* Task inputs *
###
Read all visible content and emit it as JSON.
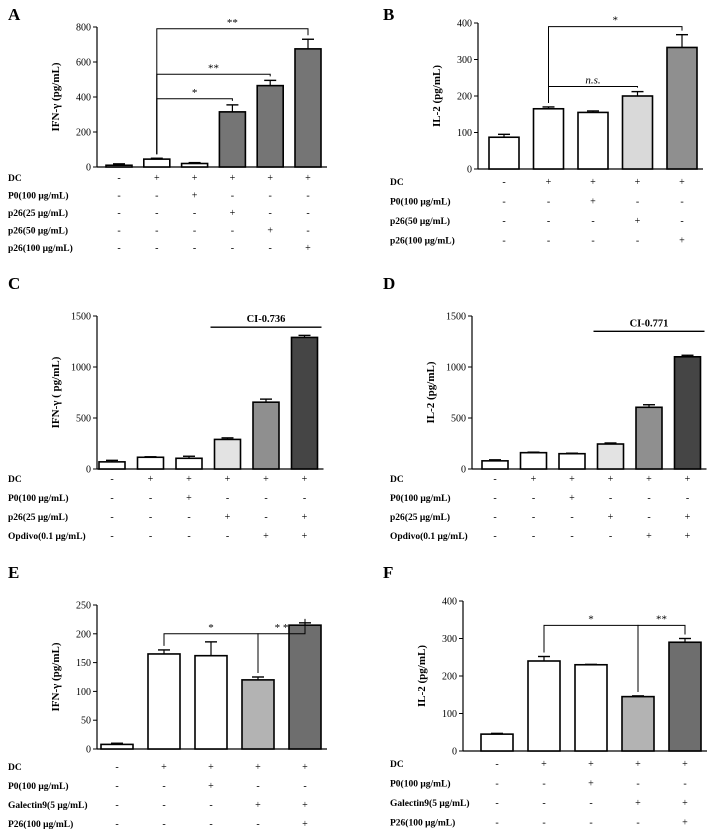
{
  "chart_data": [
    {
      "id": "A",
      "type": "bar",
      "ylabel": "IFN-γ (pg/mL)",
      "ylim": [
        0,
        800
      ],
      "yticks": [
        0,
        200,
        400,
        600,
        800
      ],
      "values": [
        10,
        45,
        20,
        315,
        465,
        675
      ],
      "errors": [
        8,
        5,
        5,
        40,
        30,
        55
      ],
      "colors": [
        "#ffffff",
        "#ffffff",
        "#ffffff",
        "#757575",
        "#757575",
        "#757575"
      ],
      "conditions": [
        {
          "label": "DC",
          "signs": [
            "-",
            "+",
            "+",
            "+",
            "+",
            "+"
          ]
        },
        {
          "label": "P0(100 μg/mL)",
          "signs": [
            "-",
            "-",
            "+",
            "-",
            "-",
            "-"
          ]
        },
        {
          "label": "p26(25 μg/mL)",
          "signs": [
            "-",
            "-",
            "-",
            "+",
            "-",
            "-"
          ]
        },
        {
          "label": "p26(50 μg/mL)",
          "signs": [
            "-",
            "-",
            "-",
            "-",
            "+",
            "-"
          ]
        },
        {
          "label": "p26(100 μg/mL)",
          "signs": [
            "-",
            "-",
            "-",
            "-",
            "-",
            "+"
          ]
        }
      ],
      "brackets": [
        {
          "from": 1,
          "to": 5,
          "level": 790,
          "label": "**"
        },
        {
          "from": 1,
          "to": 4,
          "level": 530,
          "label": "**"
        },
        {
          "from": 1,
          "to": 3,
          "level": 390,
          "label": "*"
        }
      ]
    },
    {
      "id": "B",
      "type": "bar",
      "ylabel": "IL-2 (pg/mL)",
      "ylim": [
        0,
        400
      ],
      "yticks": [
        0,
        100,
        200,
        300,
        400
      ],
      "values": [
        87,
        165,
        155,
        200,
        333
      ],
      "errors": [
        8,
        5,
        4,
        12,
        35
      ],
      "colors": [
        "#ffffff",
        "#ffffff",
        "#ffffff",
        "#d9d9d9",
        "#8f8f8f"
      ],
      "conditions": [
        {
          "label": "DC",
          "signs": [
            "-",
            "+",
            "+",
            "+",
            "+"
          ]
        },
        {
          "label": "P0(100 μg/mL)",
          "signs": [
            "-",
            "-",
            "+",
            "-",
            "-"
          ]
        },
        {
          "label": "p26(50 μg/mL)",
          "signs": [
            "-",
            "-",
            "-",
            "+",
            "-"
          ]
        },
        {
          "label": "p26(100 μg/mL)",
          "signs": [
            "-",
            "-",
            "-",
            "-",
            "+"
          ]
        }
      ],
      "brackets": [
        {
          "from": 1,
          "to": 4,
          "level": 390,
          "label": "*"
        },
        {
          "from": 1,
          "to": 3,
          "level": 226,
          "label": "n.s."
        }
      ]
    },
    {
      "id": "C",
      "type": "bar",
      "ylabel": "IFN-γ ( pg/mL)",
      "ylim": [
        0,
        1500
      ],
      "yticks": [
        0,
        500,
        1000,
        1500
      ],
      "values": [
        70,
        115,
        105,
        290,
        655,
        1290
      ],
      "errors": [
        15,
        5,
        20,
        15,
        30,
        20
      ],
      "colors": [
        "#ffffff",
        "#ffffff",
        "#ffffff",
        "#e3e3e3",
        "#8f8f8f",
        "#454545"
      ],
      "conditions": [
        {
          "label": "DC",
          "signs": [
            "-",
            "+",
            "+",
            "+",
            "+",
            "+"
          ]
        },
        {
          "label": "P0(100 μg/mL)",
          "signs": [
            "-",
            "-",
            "+",
            "-",
            "-",
            "-"
          ]
        },
        {
          "label": "p26(25 μg/mL)",
          "signs": [
            "-",
            "-",
            "-",
            "+",
            "-",
            "+"
          ]
        },
        {
          "label": "Opdivo(0.1 μg/mL)",
          "signs": [
            "-",
            "-",
            "-",
            "-",
            "+",
            "+"
          ]
        }
      ],
      "ci": {
        "from": 3,
        "to": 5,
        "label": "CI-0.736",
        "level": 1390
      }
    },
    {
      "id": "D",
      "type": "bar",
      "ylabel": "IL-2 (pg/mL)",
      "ylim": [
        0,
        1500
      ],
      "yticks": [
        0,
        500,
        1000,
        1500
      ],
      "values": [
        80,
        160,
        150,
        245,
        605,
        1100
      ],
      "errors": [
        10,
        5,
        5,
        10,
        25,
        15
      ],
      "colors": [
        "#ffffff",
        "#ffffff",
        "#ffffff",
        "#e3e3e3",
        "#8f8f8f",
        "#454545"
      ],
      "conditions": [
        {
          "label": "DC",
          "signs": [
            "-",
            "+",
            "+",
            "+",
            "+",
            "+"
          ]
        },
        {
          "label": "P0(100 μg/mL)",
          "signs": [
            "-",
            "-",
            "+",
            "-",
            "-",
            "-"
          ]
        },
        {
          "label": "p26(25 μg/mL)",
          "signs": [
            "-",
            "-",
            "-",
            "+",
            "-",
            "+"
          ]
        },
        {
          "label": "Opdivo(0.1 μg/mL)",
          "signs": [
            "-",
            "-",
            "-",
            "-",
            "+",
            "+"
          ]
        }
      ],
      "ci": {
        "from": 3,
        "to": 5,
        "label": "CI-0.771",
        "level": 1350
      }
    },
    {
      "id": "E",
      "type": "bar",
      "ylabel": "IFN-γ (pg/mL)",
      "ylim": [
        0,
        250
      ],
      "yticks": [
        0,
        50,
        100,
        150,
        200,
        250
      ],
      "values": [
        8,
        165,
        162,
        120,
        215
      ],
      "errors": [
        2,
        7,
        24,
        5,
        4
      ],
      "colors": [
        "#ffffff",
        "#ffffff",
        "#ffffff",
        "#b3b3b3",
        "#6e6e6e"
      ],
      "conditions": [
        {
          "label": "DC",
          "signs": [
            "-",
            "+",
            "+",
            "+",
            "+"
          ]
        },
        {
          "label": "P0(100 μg/mL)",
          "signs": [
            "-",
            "-",
            "+",
            "-",
            "-"
          ]
        },
        {
          "label": "Galectin9(5 μg/mL)",
          "signs": [
            "-",
            "-",
            "-",
            "+",
            "+"
          ]
        },
        {
          "label": "P26(100 μg/mL)",
          "signs": [
            "-",
            "-",
            "-",
            "-",
            "+"
          ]
        }
      ],
      "brackets": [
        {
          "from": 1,
          "to": 3,
          "level": 200,
          "label": "*"
        },
        {
          "from": 3,
          "to": 4,
          "level": 200,
          "label": "* *"
        }
      ]
    },
    {
      "id": "F",
      "type": "bar",
      "ylabel": "IL-2 (pg/mL)",
      "ylim": [
        0,
        400
      ],
      "yticks": [
        0,
        100,
        200,
        300,
        400
      ],
      "values": [
        45,
        240,
        230,
        145,
        290
      ],
      "errors": [
        2,
        12,
        1,
        2,
        10
      ],
      "colors": [
        "#ffffff",
        "#ffffff",
        "#ffffff",
        "#b3b3b3",
        "#6e6e6e"
      ],
      "conditions": [
        {
          "label": "DC",
          "signs": [
            "-",
            "+",
            "+",
            "+",
            "+"
          ]
        },
        {
          "label": "P0(100 μg/mL)",
          "signs": [
            "-",
            "-",
            "+",
            "-",
            "-"
          ]
        },
        {
          "label": "Galectin9(5 μg/mL)",
          "signs": [
            "-",
            "-",
            "-",
            "+",
            "+"
          ]
        },
        {
          "label": "P26(100 μg/mL)",
          "signs": [
            "-",
            "-",
            "-",
            "-",
            "+"
          ]
        }
      ],
      "brackets": [
        {
          "from": 1,
          "to": 3,
          "level": 335,
          "label": "*"
        },
        {
          "from": 3,
          "to": 4,
          "level": 335,
          "label": "**"
        }
      ]
    }
  ]
}
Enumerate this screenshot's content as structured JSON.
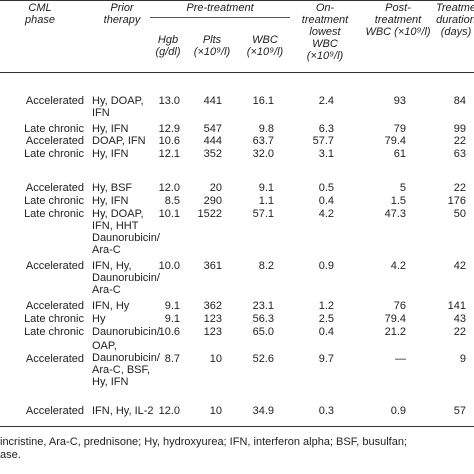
{
  "headers": {
    "cml_phase": [
      "CML",
      "phase"
    ],
    "prior_therapy": [
      "Prior",
      "therapy"
    ],
    "pre_treatment": "Pre-treatment",
    "hgb": [
      "Hgb",
      "(g/dl)"
    ],
    "plts": [
      "Plts",
      "(×10⁹/l)"
    ],
    "wbc": [
      "WBC",
      "(×10⁹/l)"
    ],
    "on_treatment": [
      "On-",
      "treatment",
      "lowest",
      "WBC",
      "(×10⁹/l)"
    ],
    "post_treatment": [
      "Post-",
      "treatment",
      "WBC (×10⁹/l)"
    ],
    "duration": [
      "Treatme",
      "duration",
      "(days)"
    ]
  },
  "rows": [
    {
      "phase": "Accelerated",
      "therapy": [
        "Hy, DOAP,",
        "IFN"
      ],
      "hgb": "13.0",
      "plts": "441",
      "wbc": "16.1",
      "lowest": "2.4",
      "post": "93",
      "dur": "84"
    },
    {
      "phase": "Late chronic",
      "therapy": [
        "Hy, IFN"
      ],
      "hgb": "12.9",
      "plts": "547",
      "wbc": "9.8",
      "lowest": "6.3",
      "post": "79",
      "dur": "99"
    },
    {
      "phase": "Accelerated",
      "therapy": [
        "DOAP, IFN"
      ],
      "hgb": "10.6",
      "plts": "444",
      "wbc": "63.7",
      "lowest": "57.7",
      "post": "79.4",
      "dur": "22"
    },
    {
      "phase": "Late chronic",
      "therapy": [
        "Hy, IFN"
      ],
      "hgb": "12.1",
      "plts": "352",
      "wbc": "32.0",
      "lowest": "3.1",
      "post": "61",
      "dur": "63"
    },
    {
      "phase": "Accelerated",
      "therapy": [
        "Hy, BSF"
      ],
      "hgb": "12.0",
      "plts": "20",
      "wbc": "9.1",
      "lowest": "0.5",
      "post": "5",
      "dur": "22"
    },
    {
      "phase": "Late chronic",
      "therapy": [
        "Hy, IFN"
      ],
      "hgb": "8.5",
      "plts": "290",
      "wbc": "1.1",
      "lowest": "0.4",
      "post": "1.5",
      "dur": "176"
    },
    {
      "phase": "Late chronic",
      "therapy": [
        "Hy, DOAP,",
        "IFN, HHT",
        "Daunorubicin/",
        "Ara-C"
      ],
      "hgb": "10.1",
      "plts": "1522",
      "wbc": "57.1",
      "lowest": "4.2",
      "post": "47.3",
      "dur": "50"
    },
    {
      "phase": "Accelerated",
      "therapy": [
        "IFN, Hy,",
        "Daunorubicin/",
        "Ara-C"
      ],
      "hgb": "10.0",
      "plts": "361",
      "wbc": "8.2",
      "lowest": "0.9",
      "post": "4.2",
      "dur": "42"
    },
    {
      "phase": "Accelerated",
      "therapy": [
        "IFN, Hy"
      ],
      "hgb": "9.1",
      "plts": "362",
      "wbc": "23.1",
      "lowest": "1.2",
      "post": "76",
      "dur": "141"
    },
    {
      "phase": "Late chronic",
      "therapy": [
        "Hy"
      ],
      "hgb": "9.1",
      "plts": "123",
      "wbc": "56.3",
      "lowest": "2.5",
      "post": "79.4",
      "dur": "43"
    },
    {
      "phase": "Late chronic",
      "therapy": [
        "Daunorubicin/"
      ],
      "hgb": "10.6",
      "plts": "123",
      "wbc": "65.0",
      "lowest": "0.4",
      "post": "21.2",
      "dur": "22"
    },
    {
      "phase": "Accelerated",
      "therapy": [
        "OAP,",
        "Daunorubicin/",
        "Ara-C, BSF,",
        "Hy, IFN"
      ],
      "hgb": "8.7",
      "plts": "10",
      "wbc": "52.6",
      "lowest": "9.7",
      "post": "—",
      "dur": "9"
    },
    {
      "phase": "Accelerated",
      "therapy": [
        "IFN, Hy, IL-2"
      ],
      "hgb": "12.0",
      "plts": "10",
      "wbc": "34.9",
      "lowest": "0.3",
      "post": "0.9",
      "dur": "57"
    }
  ],
  "footnote": [
    "incristine, Ara-C, prednisone; Hy, hydroxyurea; IFN, interferon alpha; BSF, busulfan;",
    "ase."
  ]
}
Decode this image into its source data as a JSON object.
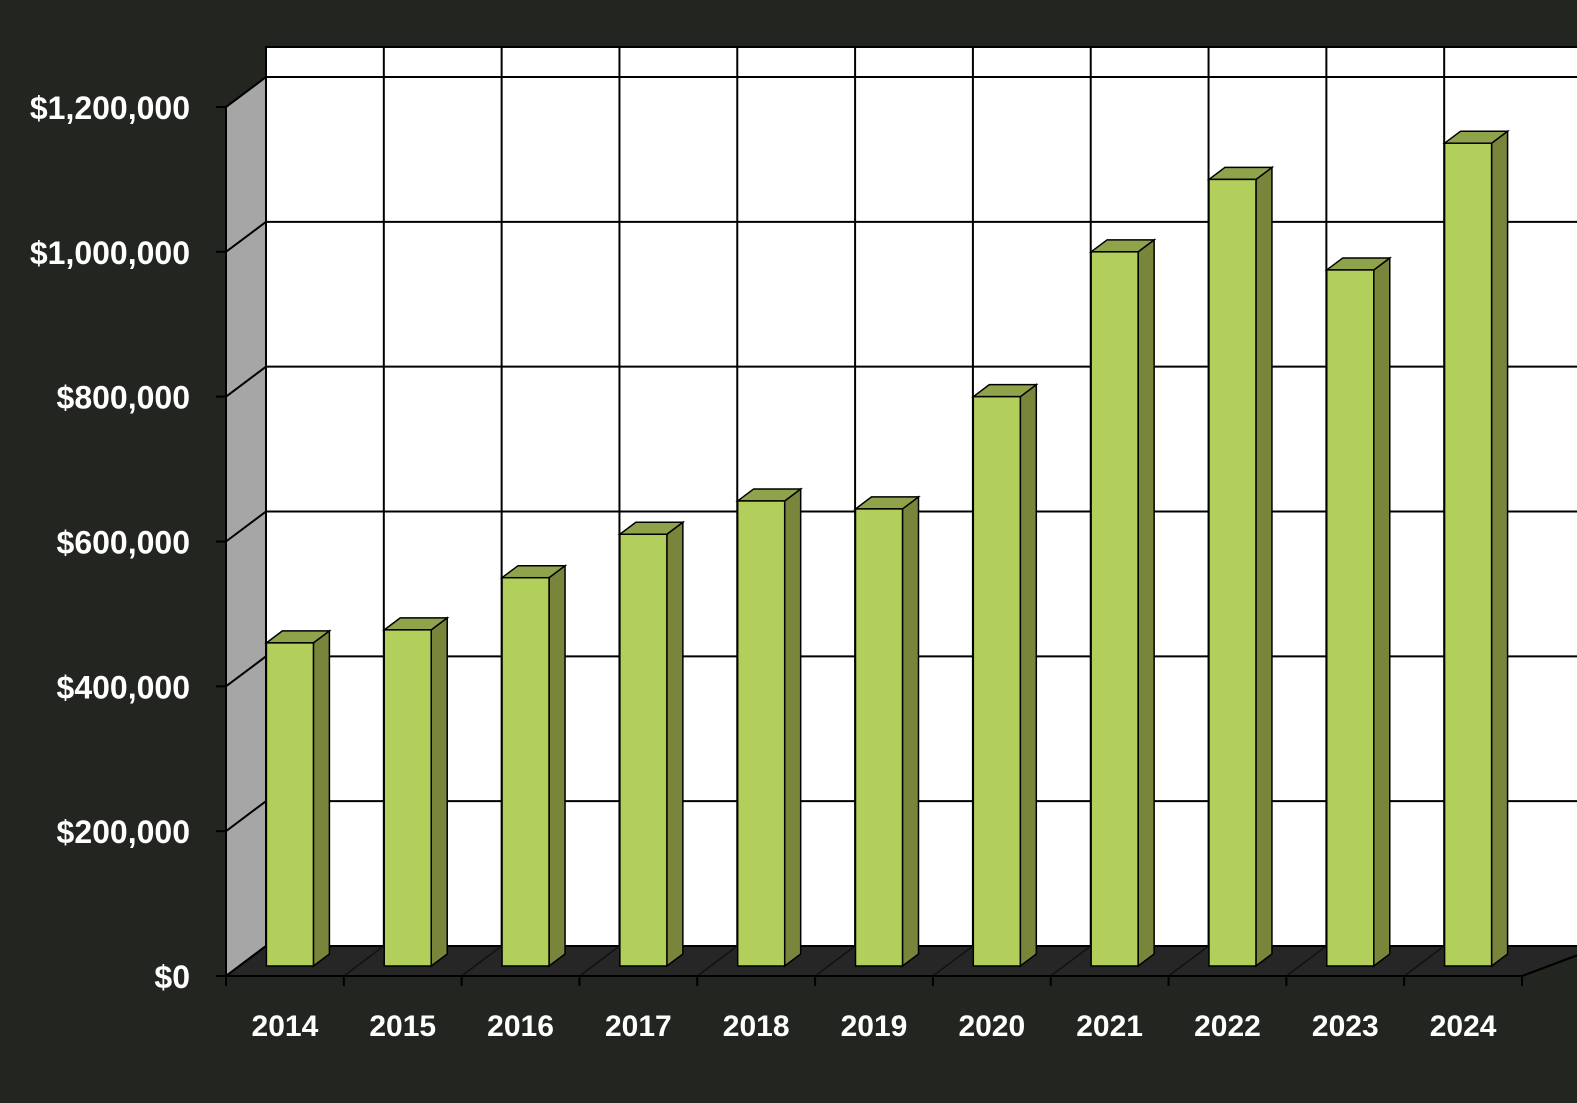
###
* Short problem *
Go through the records and gather the lines that hold "level".

* Response to the task *
          "level": 790,
          "level": 530,
          "level": 390,
          "level": 390,
          "level": 226,
        "level": 1390
        "level": 1350
          "level": 200,
          "level": 200,
          "level": 335,
          "level": 335,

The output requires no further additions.